◆ Task to complete
Report all lines from the entries below in which "labels" appears.
** BEGIN Information provided **
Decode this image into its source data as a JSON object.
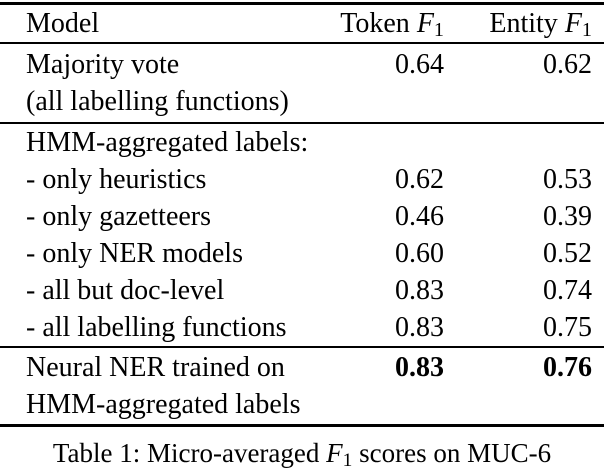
{
  "table": {
    "columns": {
      "model": "Model",
      "token_prefix": "Token ",
      "entity_prefix": "Entity ",
      "f": "F",
      "sub": "1"
    },
    "sections": [
      {
        "rows": [
          {
            "label": "Majority vote",
            "token": "0.64",
            "entity": "0.62"
          },
          {
            "label": "(all labelling functions)",
            "token": "",
            "entity": ""
          }
        ]
      },
      {
        "rows": [
          {
            "label": "HMM-aggregated labels:",
            "token": "",
            "entity": ""
          },
          {
            "label": "- only heuristics",
            "token": "0.62",
            "entity": "0.53"
          },
          {
            "label": "- only gazetteers",
            "token": "0.46",
            "entity": "0.39"
          },
          {
            "label": "- only NER models",
            "token": "0.60",
            "entity": "0.52"
          },
          {
            "label": "- all but doc-level",
            "token": "0.83",
            "entity": "0.74"
          },
          {
            "label": "- all labelling functions",
            "token": "0.83",
            "entity": "0.75"
          }
        ]
      },
      {
        "rows": [
          {
            "label": "Neural NER trained on",
            "token": "0.83",
            "entity": "0.76"
          },
          {
            "label": "HMM-aggregated labels",
            "token": "",
            "entity": ""
          }
        ]
      }
    ]
  },
  "caption": {
    "prefix": "Table 1: Micro-averaged ",
    "f": "F",
    "sub": "1",
    "suffix": " scores on MUC-6"
  },
  "colors": {
    "text": "#000000",
    "background": "#ffffff",
    "rule": "#000000"
  }
}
** END Information provided **
◆ Answer below
            "label": "HMM-aggregated labels:",
            "label": "HMM-aggregated labels",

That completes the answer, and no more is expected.